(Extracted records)
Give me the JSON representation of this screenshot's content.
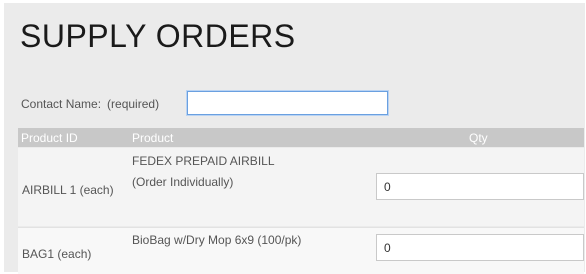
{
  "page": {
    "title": "SUPPLY ORDERS"
  },
  "contact": {
    "label": "Contact Name:",
    "required": "(required)",
    "value": ""
  },
  "table": {
    "headers": {
      "product_id": "Product ID",
      "product": "Product",
      "qty": "Qty"
    },
    "rows": [
      {
        "product_id": "AIRBILL 1 (each)",
        "product": "FEDEX PREPAID AIRBILL (Order Individually)",
        "qty": "0"
      },
      {
        "product_id": "BAG1 (each)",
        "product": "BioBag w/Dry Mop 6x9 (100/pk)",
        "qty": "0"
      }
    ]
  }
}
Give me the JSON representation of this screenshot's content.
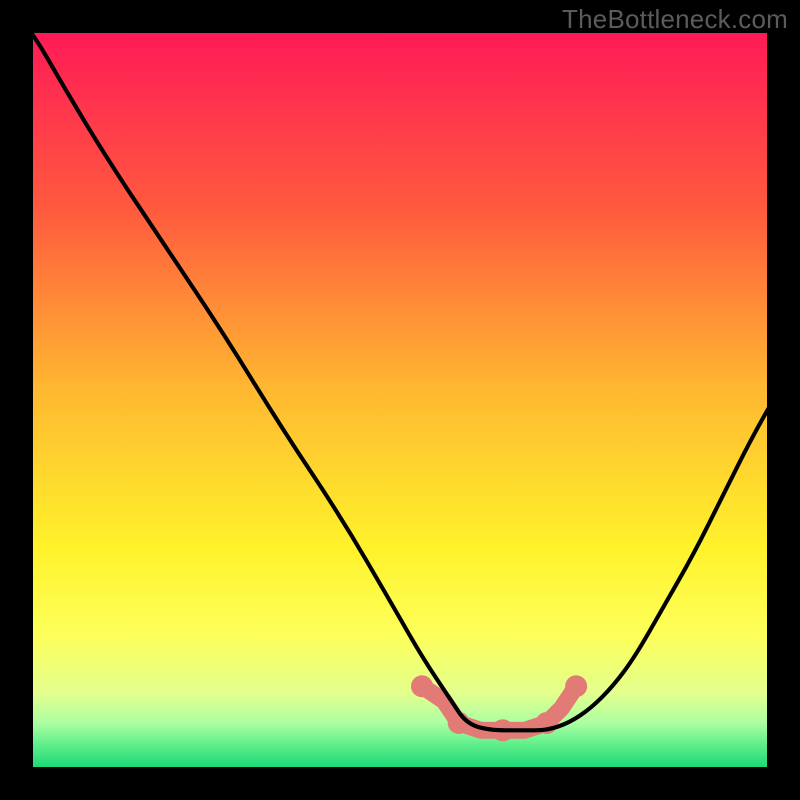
{
  "watermark": "TheBottleneck.com",
  "chart_data": {
    "type": "line",
    "title": "",
    "xlabel": "",
    "ylabel": "",
    "xlim": [
      0,
      100
    ],
    "ylim": [
      0,
      100
    ],
    "background": {
      "type": "vertical_gradient",
      "stops": [
        {
          "pos": 0.0,
          "color": "#ff1a57"
        },
        {
          "pos": 0.24,
          "color": "#ff5a3e"
        },
        {
          "pos": 0.48,
          "color": "#ffb631"
        },
        {
          "pos": 0.7,
          "color": "#fff22b"
        },
        {
          "pos": 0.82,
          "color": "#fdff5a"
        },
        {
          "pos": 0.9,
          "color": "#e3ff8e"
        },
        {
          "pos": 0.94,
          "color": "#abffa3"
        },
        {
          "pos": 0.97,
          "color": "#5eee8a"
        },
        {
          "pos": 1.0,
          "color": "#1cd977"
        }
      ]
    },
    "series": [
      {
        "name": "bottleneck-curve",
        "color": "#000000",
        "stroke_width": 2,
        "x": [
          -5,
          0,
          4,
          10,
          18,
          26,
          34,
          42,
          49,
          53,
          57,
          59,
          62,
          67,
          70,
          73,
          76,
          79,
          82,
          86,
          90,
          94,
          98,
          102
        ],
        "values": [
          106,
          100,
          93,
          83,
          71,
          59,
          46,
          34,
          22,
          15,
          9,
          6,
          5,
          5,
          5,
          6,
          8,
          11,
          15,
          22,
          29,
          37,
          45,
          52
        ]
      }
    ],
    "overlays": [
      {
        "name": "highlight-bottom",
        "type": "blob",
        "color": "#e27b75",
        "points": [
          {
            "x": 53,
            "y": 11
          },
          {
            "x": 56,
            "y": 9
          },
          {
            "x": 58,
            "y": 6
          },
          {
            "x": 61,
            "y": 5
          },
          {
            "x": 64,
            "y": 5
          },
          {
            "x": 67,
            "y": 5
          },
          {
            "x": 70,
            "y": 6
          },
          {
            "x": 72,
            "y": 8
          },
          {
            "x": 74,
            "y": 11
          }
        ]
      }
    ]
  }
}
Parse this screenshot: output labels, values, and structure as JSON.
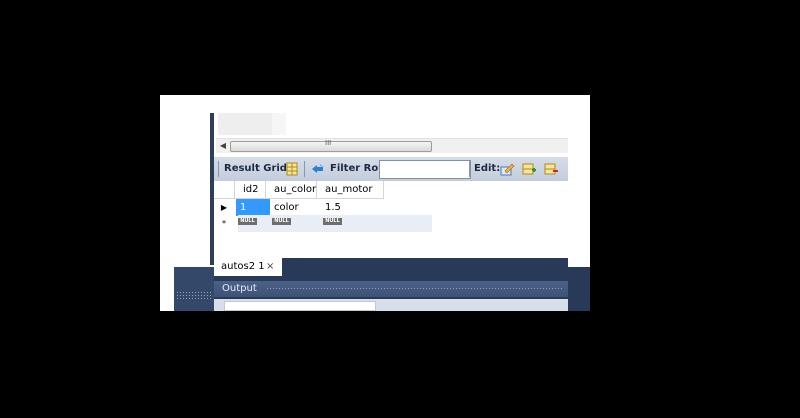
{
  "scrollbar": {
    "grip": "III"
  },
  "toolbar": {
    "result_grid_label": "Result Grid",
    "filter_rows_label": "Filter Rows:",
    "filter_value": "",
    "edit_label": "Edit:"
  },
  "grid": {
    "columns": [
      "id2",
      "au_color",
      "au_motor"
    ],
    "rows": [
      {
        "indicator": "▶",
        "values": [
          "1",
          "color",
          "1.5"
        ]
      }
    ],
    "new_row": {
      "indicator": "*",
      "values": [
        "NULL",
        "NULL",
        "NULL"
      ]
    }
  },
  "tabs": [
    {
      "label": "autos2 1",
      "close": "×"
    }
  ],
  "output": {
    "label": "Output"
  },
  "colors": {
    "accent_selection": "#3399ff",
    "dark_panel": "#283a57"
  }
}
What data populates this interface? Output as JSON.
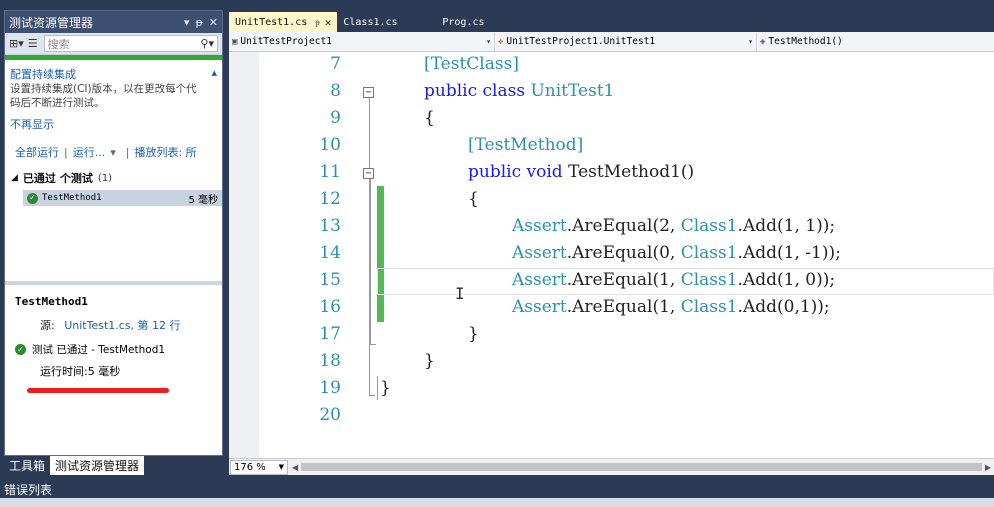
{
  "test_explorer": {
    "title": "测试资源管理器",
    "title_controls": [
      "▾",
      "ᵽ",
      "✕"
    ],
    "search_placeholder": "搜索",
    "notice": {
      "heading": "配置持续集成",
      "description_line1": "设置持续集成(CI)版本，以在更改每个代",
      "description_line2": "码后不断进行测试。",
      "dismiss": "不再显示"
    },
    "run_bar": {
      "run_all": "全部运行",
      "run": "运行...",
      "playlist": "播放列表: 所"
    },
    "group": {
      "label": "已通过",
      "label_rest": "个测试",
      "count": "(1)"
    },
    "tests": [
      {
        "name": "TestMethod1",
        "duration": "5 毫秒",
        "status": "passed"
      }
    ],
    "detail": {
      "title": "TestMethod1",
      "source_label": "源:",
      "source_link": "UnitTest1.cs, 第 12 行",
      "result": "测试 已通过 - TestMethod1",
      "elapsed": "运行时间:5 毫秒"
    },
    "bottom_tabs": [
      "工具箱",
      "测试资源管理器"
    ]
  },
  "editor": {
    "tabs": [
      {
        "label": "UnitTest1.cs",
        "active": true
      },
      {
        "label": "Class1.cs",
        "active": false
      },
      {
        "label": "Prog.cs",
        "active": false
      }
    ],
    "navigation": {
      "project": "UnitTestProject1",
      "class": "UnitTestProject1.UnitTest1",
      "member": "TestMethod1()"
    },
    "lines": [
      {
        "n": "7",
        "text": "[TestClass]"
      },
      {
        "n": "8",
        "text": "public class UnitTest1"
      },
      {
        "n": "9",
        "text": "{"
      },
      {
        "n": "10",
        "text": "[TestMethod]"
      },
      {
        "n": "11",
        "text": "public void TestMethod1()"
      },
      {
        "n": "12",
        "text": "{"
      },
      {
        "n": "13",
        "text": "Assert.AreEqual(2, Class1.Add(1, 1));"
      },
      {
        "n": "14",
        "text": "Assert.AreEqual(0, Class1.Add(1, -1));"
      },
      {
        "n": "15",
        "text": "Assert.AreEqual(1, Class1.Add(1, 0));"
      },
      {
        "n": "16",
        "text": "Assert.AreEqual(1, Class1.Add(0,1));"
      },
      {
        "n": "17",
        "text": "}"
      },
      {
        "n": "18",
        "text": "}"
      },
      {
        "n": "19",
        "text": "}"
      },
      {
        "n": "20",
        "text": ""
      }
    ],
    "zoom": "176 %"
  },
  "error_list": {
    "title": "错误列表"
  },
  "colors": {
    "keyword": "#1a1ae6",
    "type": "#2b91af",
    "pass_green": "#2e8b2e",
    "change_bar": "#56b75a",
    "annotation_red": "#ef1c1c"
  }
}
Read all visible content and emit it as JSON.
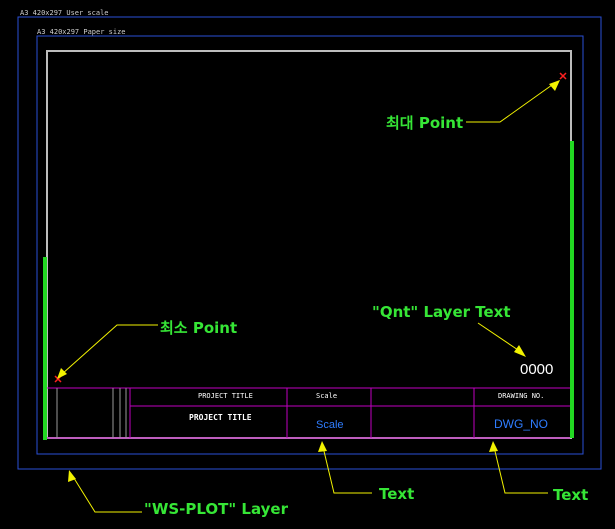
{
  "labels": {
    "user_scale": "A3 420x297 User scale",
    "paper_size": "A3 420x297 Paper size"
  },
  "callouts": {
    "max_point": "최대 Point",
    "min_point": "최소 Point",
    "qnt_layer": "\"Qnt\" Layer Text",
    "ws_plot_layer": "\"WS-PLOT\" Layer",
    "text_scale": "Text",
    "text_dwg": "Text"
  },
  "counter": "0000",
  "title_block": {
    "project_title_header": "PROJECT TITLE",
    "project_title_value": "PROJECT TITLE",
    "scale_header": "Scale",
    "scale_value": "Scale",
    "drawing_no_header": "DRAWING NO.",
    "drawing_no_value": "DWG_NO"
  },
  "colors": {
    "background": "#000000",
    "outer_frame": "#2a4fd6",
    "drawing_border": "#bdbdbd",
    "title_block_lines": "#c000c0",
    "green_accent": "#22d822",
    "callout_arrow": "#f2f200",
    "point_marker": "#ff2020",
    "value_text": "#2f7dff"
  }
}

◆ **THE EXERCISE**: Set each line of the records down exactly, leaving every picture out.

◆ **SOLUTION TO THIS EXERCISE**:
Give me the JSON representation of this screenshot's content.
{
  "page": {
    "title": "SUPPLY ORDERS"
  },
  "contact": {
    "label": "Contact Name:",
    "required": "(required)",
    "value": ""
  },
  "table": {
    "headers": {
      "product_id": "Product ID",
      "product": "Product",
      "qty": "Qty"
    },
    "rows": [
      {
        "product_id": "AIRBILL 1 (each)",
        "product": "FEDEX PREPAID AIRBILL (Order Individually)",
        "qty": "0"
      },
      {
        "product_id": "BAG1 (each)",
        "product": "BioBag w/Dry Mop 6x9 (100/pk)",
        "qty": "0"
      }
    ]
  }
}
Give me the JSON representation of this screenshot's content.
{
  "watermark": "TheBottleneck.com",
  "chart_data": {
    "type": "line",
    "title": "",
    "xlabel": "",
    "ylabel": "",
    "xlim": [
      0,
      100
    ],
    "ylim": [
      0,
      100
    ],
    "background": {
      "type": "vertical_gradient",
      "stops": [
        {
          "pos": 0.0,
          "color": "#ff1a57"
        },
        {
          "pos": 0.24,
          "color": "#ff5a3e"
        },
        {
          "pos": 0.48,
          "color": "#ffb631"
        },
        {
          "pos": 0.7,
          "color": "#fff22b"
        },
        {
          "pos": 0.82,
          "color": "#fdff5a"
        },
        {
          "pos": 0.9,
          "color": "#e3ff8e"
        },
        {
          "pos": 0.94,
          "color": "#abffa3"
        },
        {
          "pos": 0.97,
          "color": "#5eee8a"
        },
        {
          "pos": 1.0,
          "color": "#1cd977"
        }
      ]
    },
    "series": [
      {
        "name": "bottleneck-curve",
        "color": "#000000",
        "stroke_width": 2,
        "x": [
          -5,
          0,
          4,
          10,
          18,
          26,
          34,
          42,
          49,
          53,
          57,
          59,
          62,
          67,
          70,
          73,
          76,
          79,
          82,
          86,
          90,
          94,
          98,
          102
        ],
        "values": [
          106,
          100,
          93,
          83,
          71,
          59,
          46,
          34,
          22,
          15,
          9,
          6,
          5,
          5,
          5,
          6,
          8,
          11,
          15,
          22,
          29,
          37,
          45,
          52
        ]
      }
    ],
    "overlays": [
      {
        "name": "highlight-bottom",
        "type": "blob",
        "color": "#e27b75",
        "points": [
          {
            "x": 53,
            "y": 11
          },
          {
            "x": 56,
            "y": 9
          },
          {
            "x": 58,
            "y": 6
          },
          {
            "x": 61,
            "y": 5
          },
          {
            "x": 64,
            "y": 5
          },
          {
            "x": 67,
            "y": 5
          },
          {
            "x": 70,
            "y": 6
          },
          {
            "x": 72,
            "y": 8
          },
          {
            "x": 74,
            "y": 11
          }
        ]
      }
    ]
  }
}
Parse this screenshot: output labels, values, and structure as JSON.
{
  "scrollbar": {
    "grip": "III"
  },
  "toolbar": {
    "result_grid_label": "Result Grid",
    "filter_rows_label": "Filter Rows:",
    "filter_value": "",
    "edit_label": "Edit:"
  },
  "grid": {
    "columns": [
      "id2",
      "au_color",
      "au_motor"
    ],
    "rows": [
      {
        "indicator": "▶",
        "values": [
          "1",
          "color",
          "1.5"
        ]
      }
    ],
    "new_row": {
      "indicator": "*",
      "values": [
        "NULL",
        "NULL",
        "NULL"
      ]
    }
  },
  "tabs": [
    {
      "label": "autos2 1",
      "close": "×"
    }
  ],
  "output": {
    "label": "Output"
  },
  "colors": {
    "accent_selection": "#3399ff",
    "dark_panel": "#283a57"
  }
}
What data populates this interface? Output as JSON.
{
  "test_explorer": {
    "title": "测试资源管理器",
    "title_controls": [
      "▾",
      "ᵽ",
      "✕"
    ],
    "search_placeholder": "搜索",
    "notice": {
      "heading": "配置持续集成",
      "description_line1": "设置持续集成(CI)版本，以在更改每个代",
      "description_line2": "码后不断进行测试。",
      "dismiss": "不再显示"
    },
    "run_bar": {
      "run_all": "全部运行",
      "run": "运行...",
      "playlist": "播放列表: 所"
    },
    "group": {
      "label": "已通过",
      "label_rest": "个测试",
      "count": "(1)"
    },
    "tests": [
      {
        "name": "TestMethod1",
        "duration": "5 毫秒",
        "status": "passed"
      }
    ],
    "detail": {
      "title": "TestMethod1",
      "source_label": "源:",
      "source_link": "UnitTest1.cs, 第 12 行",
      "result": "测试 已通过 - TestMethod1",
      "elapsed": "运行时间:5 毫秒"
    },
    "bottom_tabs": [
      "工具箱",
      "测试资源管理器"
    ]
  },
  "editor": {
    "tabs": [
      {
        "label": "UnitTest1.cs",
        "active": true
      },
      {
        "label": "Class1.cs",
        "active": false
      },
      {
        "label": "Prog.cs",
        "active": false
      }
    ],
    "navigation": {
      "project": "UnitTestProject1",
      "class": "UnitTestProject1.UnitTest1",
      "member": "TestMethod1()"
    },
    "lines": [
      {
        "n": "7",
        "text": "[TestClass]"
      },
      {
        "n": "8",
        "text": "public class UnitTest1"
      },
      {
        "n": "9",
        "text": "{"
      },
      {
        "n": "10",
        "text": "[TestMethod]"
      },
      {
        "n": "11",
        "text": "public void TestMethod1()"
      },
      {
        "n": "12",
        "text": "{"
      },
      {
        "n": "13",
        "text": "Assert.AreEqual(2, Class1.Add(1, 1));"
      },
      {
        "n": "14",
        "text": "Assert.AreEqual(0, Class1.Add(1, -1));"
      },
      {
        "n": "15",
        "text": "Assert.AreEqual(1, Class1.Add(1, 0));"
      },
      {
        "n": "16",
        "text": "Assert.AreEqual(1, Class1.Add(0,1));"
      },
      {
        "n": "17",
        "text": "}"
      },
      {
        "n": "18",
        "text": "}"
      },
      {
        "n": "19",
        "text": "}"
      },
      {
        "n": "20",
        "text": ""
      }
    ],
    "zoom": "176 %"
  },
  "error_list": {
    "title": "错误列表"
  },
  "colors": {
    "keyword": "#1a1ae6",
    "type": "#2b91af",
    "pass_green": "#2e8b2e",
    "change_bar": "#56b75a",
    "annotation_red": "#ef1c1c"
  }
}
Read all visible content and emit it as JSON.
{
  "labels": {
    "user_scale": "A3 420x297 User scale",
    "paper_size": "A3 420x297 Paper size"
  },
  "callouts": {
    "max_point": "최대 Point",
    "min_point": "최소 Point",
    "qnt_layer": "\"Qnt\" Layer Text",
    "ws_plot_layer": "\"WS-PLOT\" Layer",
    "text_scale": "Text",
    "text_dwg": "Text"
  },
  "counter": "0000",
  "title_block": {
    "project_title_header": "PROJECT TITLE",
    "project_title_value": "PROJECT TITLE",
    "scale_header": "Scale",
    "scale_value": "Scale",
    "drawing_no_header": "DRAWING NO.",
    "drawing_no_value": "DWG_NO"
  },
  "colors": {
    "background": "#000000",
    "outer_frame": "#2a4fd6",
    "drawing_border": "#bdbdbd",
    "title_block_lines": "#c000c0",
    "green_accent": "#22d822",
    "callout_arrow": "#f2f200",
    "point_marker": "#ff2020",
    "value_text": "#2f7dff"
  }
}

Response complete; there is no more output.